[PROBLEM STATEMENT]: Repeat, exactly and in full, the lines of the listing below, but without any pictures.

[Collected data]
━━━━━━━━

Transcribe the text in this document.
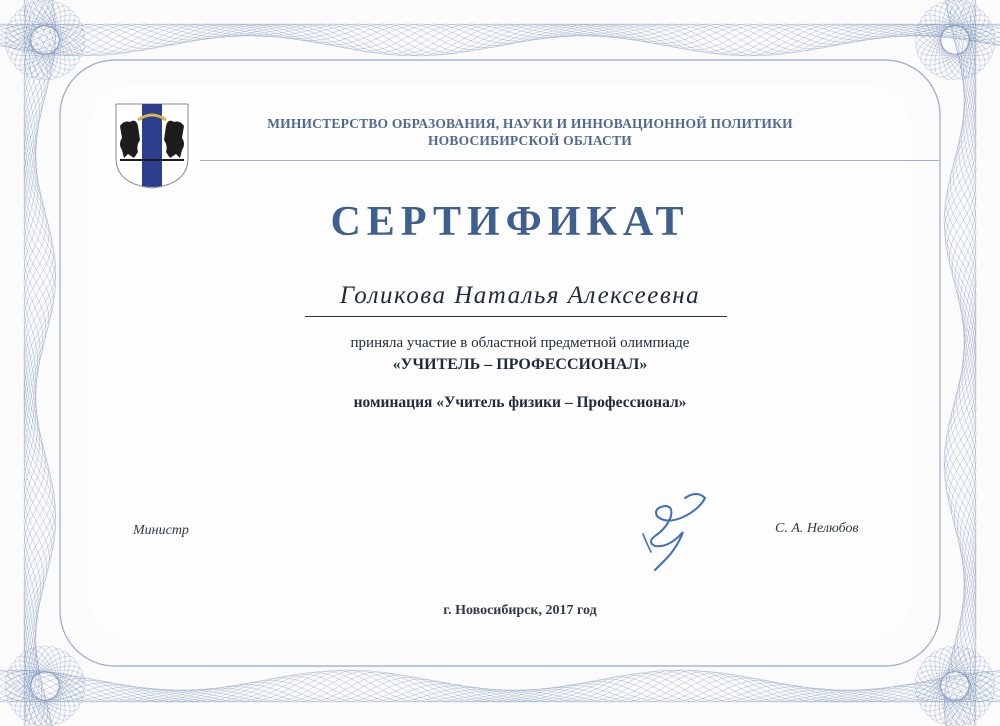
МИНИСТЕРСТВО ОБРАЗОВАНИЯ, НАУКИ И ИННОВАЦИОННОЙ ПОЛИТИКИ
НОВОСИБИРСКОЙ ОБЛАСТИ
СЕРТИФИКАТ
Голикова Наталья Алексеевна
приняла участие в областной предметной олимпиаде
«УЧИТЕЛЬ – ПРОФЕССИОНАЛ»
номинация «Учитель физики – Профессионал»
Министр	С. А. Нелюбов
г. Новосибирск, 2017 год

━━━━━━━━

[SOLUTION TO THE PROBLEM]:
Transcribe the text in this document.
МИНИСТЕРСТВО ОБРАЗОВАНИЯ, НАУКИ И ИННОВАЦИОННОЙ ПОЛИТИКИ
НОВОСИБИРСКОЙ ОБЛАСТИ
СЕРТИФИКАТ
Голикова Наталья Алексеевна
приняла участие в областной предметной олимпиаде
«УЧИТЕЛЬ – ПРОФЕССИОНАЛ»
номинация «Учитель физики – Профессионал»
Министр	С. А. Нелюбов
г. Новосибирск, 2017 год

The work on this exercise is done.